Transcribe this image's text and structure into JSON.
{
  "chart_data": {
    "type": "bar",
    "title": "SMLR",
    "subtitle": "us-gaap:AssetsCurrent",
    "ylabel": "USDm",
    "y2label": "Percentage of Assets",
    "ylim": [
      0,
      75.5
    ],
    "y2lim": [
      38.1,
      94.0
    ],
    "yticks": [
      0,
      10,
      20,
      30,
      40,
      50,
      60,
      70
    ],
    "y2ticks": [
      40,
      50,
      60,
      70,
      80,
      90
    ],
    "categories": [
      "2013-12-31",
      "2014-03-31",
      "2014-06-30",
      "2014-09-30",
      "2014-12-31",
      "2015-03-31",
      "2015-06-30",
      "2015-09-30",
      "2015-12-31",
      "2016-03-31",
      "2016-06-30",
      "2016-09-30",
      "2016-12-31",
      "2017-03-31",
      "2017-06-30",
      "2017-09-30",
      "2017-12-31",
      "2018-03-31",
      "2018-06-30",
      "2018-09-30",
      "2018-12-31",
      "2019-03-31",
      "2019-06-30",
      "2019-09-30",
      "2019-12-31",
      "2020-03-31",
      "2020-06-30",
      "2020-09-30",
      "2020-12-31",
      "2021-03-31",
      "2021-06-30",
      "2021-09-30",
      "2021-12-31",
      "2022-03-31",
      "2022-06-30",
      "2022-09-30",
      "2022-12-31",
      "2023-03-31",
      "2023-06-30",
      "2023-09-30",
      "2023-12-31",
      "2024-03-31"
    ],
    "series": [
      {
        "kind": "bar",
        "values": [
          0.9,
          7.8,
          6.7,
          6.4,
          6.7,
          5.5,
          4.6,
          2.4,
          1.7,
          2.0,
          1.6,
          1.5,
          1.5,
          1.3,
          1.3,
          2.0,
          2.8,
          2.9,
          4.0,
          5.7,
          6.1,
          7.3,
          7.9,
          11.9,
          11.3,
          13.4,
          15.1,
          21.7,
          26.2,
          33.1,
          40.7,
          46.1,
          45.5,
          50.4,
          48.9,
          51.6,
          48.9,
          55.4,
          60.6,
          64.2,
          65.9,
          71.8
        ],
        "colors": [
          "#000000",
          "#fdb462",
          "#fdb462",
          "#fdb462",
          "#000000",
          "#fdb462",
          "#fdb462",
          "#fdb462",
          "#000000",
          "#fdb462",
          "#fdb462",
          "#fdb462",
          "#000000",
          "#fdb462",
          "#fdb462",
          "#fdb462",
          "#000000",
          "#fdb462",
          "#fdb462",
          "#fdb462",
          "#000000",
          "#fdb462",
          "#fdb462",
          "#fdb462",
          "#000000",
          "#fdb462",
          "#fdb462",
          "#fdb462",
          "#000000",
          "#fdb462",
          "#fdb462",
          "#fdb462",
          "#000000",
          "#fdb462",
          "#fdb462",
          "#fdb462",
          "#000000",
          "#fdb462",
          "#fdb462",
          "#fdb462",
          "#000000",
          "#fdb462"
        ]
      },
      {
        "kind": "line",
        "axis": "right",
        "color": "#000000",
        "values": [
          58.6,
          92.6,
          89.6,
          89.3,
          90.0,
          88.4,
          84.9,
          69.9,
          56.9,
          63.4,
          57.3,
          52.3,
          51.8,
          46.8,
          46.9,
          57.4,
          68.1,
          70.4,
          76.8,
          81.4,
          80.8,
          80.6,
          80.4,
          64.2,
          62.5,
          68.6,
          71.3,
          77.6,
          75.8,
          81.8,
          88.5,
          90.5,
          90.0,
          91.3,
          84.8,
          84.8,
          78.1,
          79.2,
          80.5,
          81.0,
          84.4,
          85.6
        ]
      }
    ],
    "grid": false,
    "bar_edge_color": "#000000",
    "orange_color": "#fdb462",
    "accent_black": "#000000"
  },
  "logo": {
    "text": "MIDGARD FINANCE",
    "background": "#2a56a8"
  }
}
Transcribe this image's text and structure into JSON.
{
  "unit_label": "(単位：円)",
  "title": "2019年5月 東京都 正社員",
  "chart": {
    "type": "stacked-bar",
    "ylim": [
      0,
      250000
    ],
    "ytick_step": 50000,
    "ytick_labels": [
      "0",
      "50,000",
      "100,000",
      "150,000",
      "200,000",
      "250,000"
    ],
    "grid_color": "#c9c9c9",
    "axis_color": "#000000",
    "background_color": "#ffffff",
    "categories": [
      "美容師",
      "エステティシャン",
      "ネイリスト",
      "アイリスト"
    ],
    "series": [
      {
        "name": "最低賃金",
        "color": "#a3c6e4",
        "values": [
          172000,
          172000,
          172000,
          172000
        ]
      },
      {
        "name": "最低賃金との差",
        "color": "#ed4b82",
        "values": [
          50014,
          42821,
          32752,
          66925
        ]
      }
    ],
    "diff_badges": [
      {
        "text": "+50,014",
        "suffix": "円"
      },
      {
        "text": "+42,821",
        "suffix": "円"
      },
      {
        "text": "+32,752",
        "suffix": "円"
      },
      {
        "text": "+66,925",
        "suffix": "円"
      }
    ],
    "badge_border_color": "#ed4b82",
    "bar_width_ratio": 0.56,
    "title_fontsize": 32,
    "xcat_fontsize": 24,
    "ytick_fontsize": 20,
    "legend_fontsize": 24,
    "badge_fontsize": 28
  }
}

What you should do
Isolate the lines above that contain the word "text" and copy them.

Answer to the exercise
Transcribe this image's text and structure into JSON.
    "text": "MIDGARD FINANCE",
Transcribe this image's text and structure into JSON.
        "text": "+50,014",
        "text": "+42,821",
        "text": "+32,752",
        "text": "+66,925",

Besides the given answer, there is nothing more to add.